(Raw records)
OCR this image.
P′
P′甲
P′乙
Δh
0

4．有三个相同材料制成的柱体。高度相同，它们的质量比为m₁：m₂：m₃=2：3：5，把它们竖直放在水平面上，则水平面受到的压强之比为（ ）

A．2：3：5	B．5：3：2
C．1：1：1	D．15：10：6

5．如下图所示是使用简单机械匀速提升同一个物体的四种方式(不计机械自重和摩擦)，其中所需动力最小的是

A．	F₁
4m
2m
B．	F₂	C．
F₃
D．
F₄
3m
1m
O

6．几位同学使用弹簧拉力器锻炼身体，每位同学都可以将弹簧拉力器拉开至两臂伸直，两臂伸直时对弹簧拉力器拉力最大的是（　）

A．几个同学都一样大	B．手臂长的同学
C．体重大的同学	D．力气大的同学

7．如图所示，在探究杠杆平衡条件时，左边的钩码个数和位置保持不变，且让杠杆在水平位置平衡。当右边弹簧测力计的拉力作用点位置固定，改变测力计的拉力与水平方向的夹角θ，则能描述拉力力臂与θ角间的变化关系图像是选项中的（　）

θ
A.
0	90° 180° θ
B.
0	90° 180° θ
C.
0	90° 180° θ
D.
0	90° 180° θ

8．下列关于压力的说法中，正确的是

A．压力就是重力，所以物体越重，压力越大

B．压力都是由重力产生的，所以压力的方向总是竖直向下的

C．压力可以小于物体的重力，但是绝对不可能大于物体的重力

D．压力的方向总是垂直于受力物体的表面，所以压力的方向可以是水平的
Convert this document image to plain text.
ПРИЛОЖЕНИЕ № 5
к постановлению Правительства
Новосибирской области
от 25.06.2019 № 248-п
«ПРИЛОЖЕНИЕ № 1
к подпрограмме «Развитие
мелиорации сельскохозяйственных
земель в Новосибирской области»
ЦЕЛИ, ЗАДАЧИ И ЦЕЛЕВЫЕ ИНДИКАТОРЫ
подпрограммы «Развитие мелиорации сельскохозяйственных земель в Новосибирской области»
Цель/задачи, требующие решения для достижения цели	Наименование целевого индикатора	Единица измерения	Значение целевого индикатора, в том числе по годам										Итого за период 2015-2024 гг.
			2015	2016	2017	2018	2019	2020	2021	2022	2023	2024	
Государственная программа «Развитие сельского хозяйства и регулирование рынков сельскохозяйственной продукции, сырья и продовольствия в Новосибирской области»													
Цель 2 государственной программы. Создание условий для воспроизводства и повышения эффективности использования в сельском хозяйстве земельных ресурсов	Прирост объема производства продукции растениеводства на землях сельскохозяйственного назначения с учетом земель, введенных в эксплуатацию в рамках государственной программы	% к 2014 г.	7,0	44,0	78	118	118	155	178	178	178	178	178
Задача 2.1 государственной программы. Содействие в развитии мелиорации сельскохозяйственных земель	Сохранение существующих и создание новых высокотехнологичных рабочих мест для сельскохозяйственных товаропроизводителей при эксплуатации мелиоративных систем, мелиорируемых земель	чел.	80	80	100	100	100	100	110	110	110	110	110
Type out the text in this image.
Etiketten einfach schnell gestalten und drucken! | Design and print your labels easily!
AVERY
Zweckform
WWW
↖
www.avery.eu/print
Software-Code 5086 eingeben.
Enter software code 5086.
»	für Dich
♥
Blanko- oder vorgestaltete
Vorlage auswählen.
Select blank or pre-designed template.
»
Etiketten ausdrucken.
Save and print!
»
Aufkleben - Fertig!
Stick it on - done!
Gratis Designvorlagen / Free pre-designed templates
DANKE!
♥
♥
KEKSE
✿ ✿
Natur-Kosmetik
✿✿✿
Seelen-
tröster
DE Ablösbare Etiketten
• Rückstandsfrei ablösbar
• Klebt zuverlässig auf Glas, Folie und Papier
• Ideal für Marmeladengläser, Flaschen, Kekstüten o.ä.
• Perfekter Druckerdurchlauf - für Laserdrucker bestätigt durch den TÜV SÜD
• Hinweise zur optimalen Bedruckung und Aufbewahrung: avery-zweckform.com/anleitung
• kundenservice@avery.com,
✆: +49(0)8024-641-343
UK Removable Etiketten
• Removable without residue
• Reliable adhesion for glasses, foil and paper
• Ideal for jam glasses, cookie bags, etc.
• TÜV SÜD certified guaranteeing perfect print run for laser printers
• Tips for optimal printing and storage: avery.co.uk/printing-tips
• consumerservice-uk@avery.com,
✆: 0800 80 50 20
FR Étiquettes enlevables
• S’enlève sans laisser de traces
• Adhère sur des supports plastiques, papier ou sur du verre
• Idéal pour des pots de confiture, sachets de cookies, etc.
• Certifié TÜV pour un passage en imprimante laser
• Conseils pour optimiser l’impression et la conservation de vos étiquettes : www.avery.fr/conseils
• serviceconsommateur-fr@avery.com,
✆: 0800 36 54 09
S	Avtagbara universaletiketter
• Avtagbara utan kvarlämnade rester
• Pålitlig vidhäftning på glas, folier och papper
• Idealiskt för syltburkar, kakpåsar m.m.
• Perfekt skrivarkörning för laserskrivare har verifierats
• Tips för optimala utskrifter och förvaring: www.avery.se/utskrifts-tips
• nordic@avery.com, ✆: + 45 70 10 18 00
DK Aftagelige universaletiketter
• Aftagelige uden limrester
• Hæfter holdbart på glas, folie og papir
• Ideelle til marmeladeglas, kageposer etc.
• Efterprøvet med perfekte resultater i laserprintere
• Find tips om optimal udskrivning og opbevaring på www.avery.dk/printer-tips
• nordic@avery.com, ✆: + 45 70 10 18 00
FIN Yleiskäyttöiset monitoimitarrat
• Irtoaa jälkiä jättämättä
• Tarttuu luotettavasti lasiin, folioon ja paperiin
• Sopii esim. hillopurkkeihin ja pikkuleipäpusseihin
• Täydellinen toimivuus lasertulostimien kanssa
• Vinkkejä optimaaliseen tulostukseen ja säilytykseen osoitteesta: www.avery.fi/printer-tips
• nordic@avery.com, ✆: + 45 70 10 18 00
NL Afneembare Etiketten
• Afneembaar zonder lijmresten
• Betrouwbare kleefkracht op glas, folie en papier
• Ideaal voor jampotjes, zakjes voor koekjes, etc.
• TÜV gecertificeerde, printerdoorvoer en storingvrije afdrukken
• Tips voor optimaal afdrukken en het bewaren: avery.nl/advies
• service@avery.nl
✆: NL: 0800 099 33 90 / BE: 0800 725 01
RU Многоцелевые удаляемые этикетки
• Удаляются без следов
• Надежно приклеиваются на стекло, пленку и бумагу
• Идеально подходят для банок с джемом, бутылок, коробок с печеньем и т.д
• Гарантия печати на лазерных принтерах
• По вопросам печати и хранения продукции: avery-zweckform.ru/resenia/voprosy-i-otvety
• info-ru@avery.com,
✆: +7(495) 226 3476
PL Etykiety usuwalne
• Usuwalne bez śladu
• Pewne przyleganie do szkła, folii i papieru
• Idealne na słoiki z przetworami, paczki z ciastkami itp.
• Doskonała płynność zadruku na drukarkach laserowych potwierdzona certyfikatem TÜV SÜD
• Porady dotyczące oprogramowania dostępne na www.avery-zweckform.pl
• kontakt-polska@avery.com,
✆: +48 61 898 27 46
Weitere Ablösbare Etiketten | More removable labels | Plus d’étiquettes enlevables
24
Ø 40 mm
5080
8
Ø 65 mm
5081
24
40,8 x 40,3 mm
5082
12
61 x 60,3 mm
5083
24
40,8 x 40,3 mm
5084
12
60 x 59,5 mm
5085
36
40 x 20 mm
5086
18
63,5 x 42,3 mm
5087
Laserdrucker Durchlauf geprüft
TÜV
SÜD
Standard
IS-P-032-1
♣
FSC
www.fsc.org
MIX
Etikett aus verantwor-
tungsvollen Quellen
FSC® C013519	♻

*Instructions for the task*
State the number of lines in these entries that include the string "продукции". Provide nothing beyond that number.

*Solution for this task*
3